--- Written exercise ---
Repeat every record below exactly, leaving out the pictures.

--- Input rows ---
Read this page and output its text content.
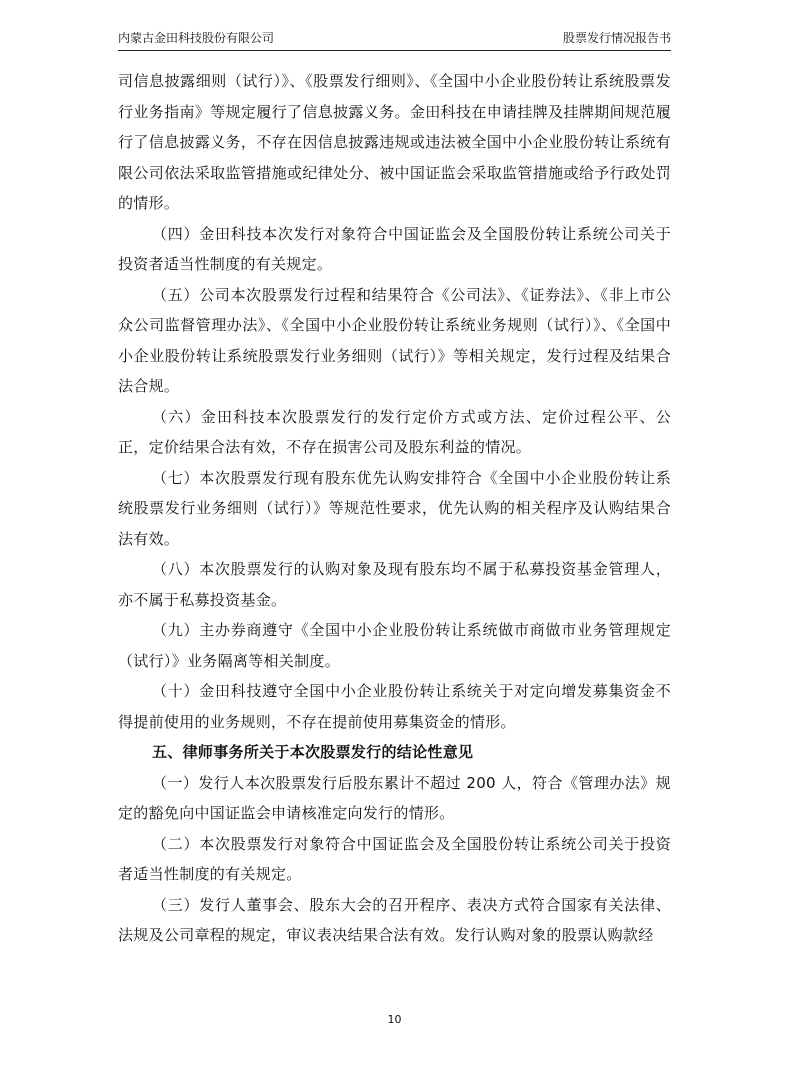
内蒙古金田科技股份有限公司	股票发行情况报告书

司信息披露细则（试行）》、《股票发行细则》、《全国中小企业股份转让系统股票发行业务指南》等规定履行了信息披露义务。金田科技在申请挂牌及挂牌期间规范履行了信息披露义务，不存在因信息披露违规或违法被全国中小企业股份转让系统有限公司依法采取监管措施或纪律处分、被中国证监会采取监管措施或给予行政处罚的情形。

（四）金田科技本次发行对象符合中国证监会及全国股份转让系统公司关于投资者适当性制度的有关规定。

（五）公司本次股票发行过程和结果符合《公司法》、《证券法》、《非上市公众公司监督管理办法》、《全国中小企业股份转让系统业务规则（试行）》、《全国中小企业股份转让系统股票发行业务细则（试行）》等相关规定，发行过程及结果合法合规。

（六）金田科技本次股票发行的发行定价方式或方法、定价过程公平、公正，定价结果合法有效，不存在损害公司及股东利益的情况。

（七）本次股票发行现有股东优先认购安排符合《全国中小企业股份转让系统股票发行业务细则（试行）》等规范性要求，优先认购的相关程序及认购结果合法有效。

（八）本次股票发行的认购对象及现有股东均不属于私募投资基金管理人，亦不属于私募投资基金。

（九）主办券商遵守《全国中小企业股份转让系统做市商做市业务管理规定（试行）》业务隔离等相关制度。

（十）金田科技遵守全国中小企业股份转让系统关于对定向增发募集资金不得提前使用的业务规则，不存在提前使用募集资金的情形。

五、律师事务所关于本次股票发行的结论性意见

（一）发行人本次股票发行后股东累计不超过 200 人，符合《管理办法》规定的豁免向中国证监会申请核准定向发行的情形。

（二）本次股票发行对象符合中国证监会及全国股份转让系统公司关于投资者适当性制度的有关规定。

（三）发行人董事会、股东大会的召开程序、表决方式符合国家有关法律、法规及公司章程的规定，审议表决结果合法有效。发行认购对象的股票认购款经

10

--- Full output ---
Read this page and output its text content.
内蒙古金田科技股份有限公司	股票发行情况报告书

司信息披露细则（试行）》、《股票发行细则》、《全国中小企业股份转让系统股票发行业务指南》等规定履行了信息披露义务。金田科技在申请挂牌及挂牌期间规范履行了信息披露义务，不存在因信息披露违规或违法被全国中小企业股份转让系统有限公司依法采取监管措施或纪律处分、被中国证监会采取监管措施或给予行政处罚的情形。

（四）金田科技本次发行对象符合中国证监会及全国股份转让系统公司关于投资者适当性制度的有关规定。

（五）公司本次股票发行过程和结果符合《公司法》、《证券法》、《非上市公众公司监督管理办法》、《全国中小企业股份转让系统业务规则（试行）》、《全国中小企业股份转让系统股票发行业务细则（试行）》等相关规定，发行过程及结果合法合规。

（六）金田科技本次股票发行的发行定价方式或方法、定价过程公平、公正，定价结果合法有效，不存在损害公司及股东利益的情况。

（七）本次股票发行现有股东优先认购安排符合《全国中小企业股份转让系统股票发行业务细则（试行）》等规范性要求，优先认购的相关程序及认购结果合法有效。

（八）本次股票发行的认购对象及现有股东均不属于私募投资基金管理人，亦不属于私募投资基金。

（九）主办券商遵守《全国中小企业股份转让系统做市商做市业务管理规定（试行）》业务隔离等相关制度。

（十）金田科技遵守全国中小企业股份转让系统关于对定向增发募集资金不得提前使用的业务规则，不存在提前使用募集资金的情形。

五、律师事务所关于本次股票发行的结论性意见

（一）发行人本次股票发行后股东累计不超过 200 人，符合《管理办法》规定的豁免向中国证监会申请核准定向发行的情形。

（二）本次股票发行对象符合中国证监会及全国股份转让系统公司关于投资者适当性制度的有关规定。

（三）发行人董事会、股东大会的召开程序、表决方式符合国家有关法律、法规及公司章程的规定，审议表决结果合法有效。发行认购对象的股票认购款经

10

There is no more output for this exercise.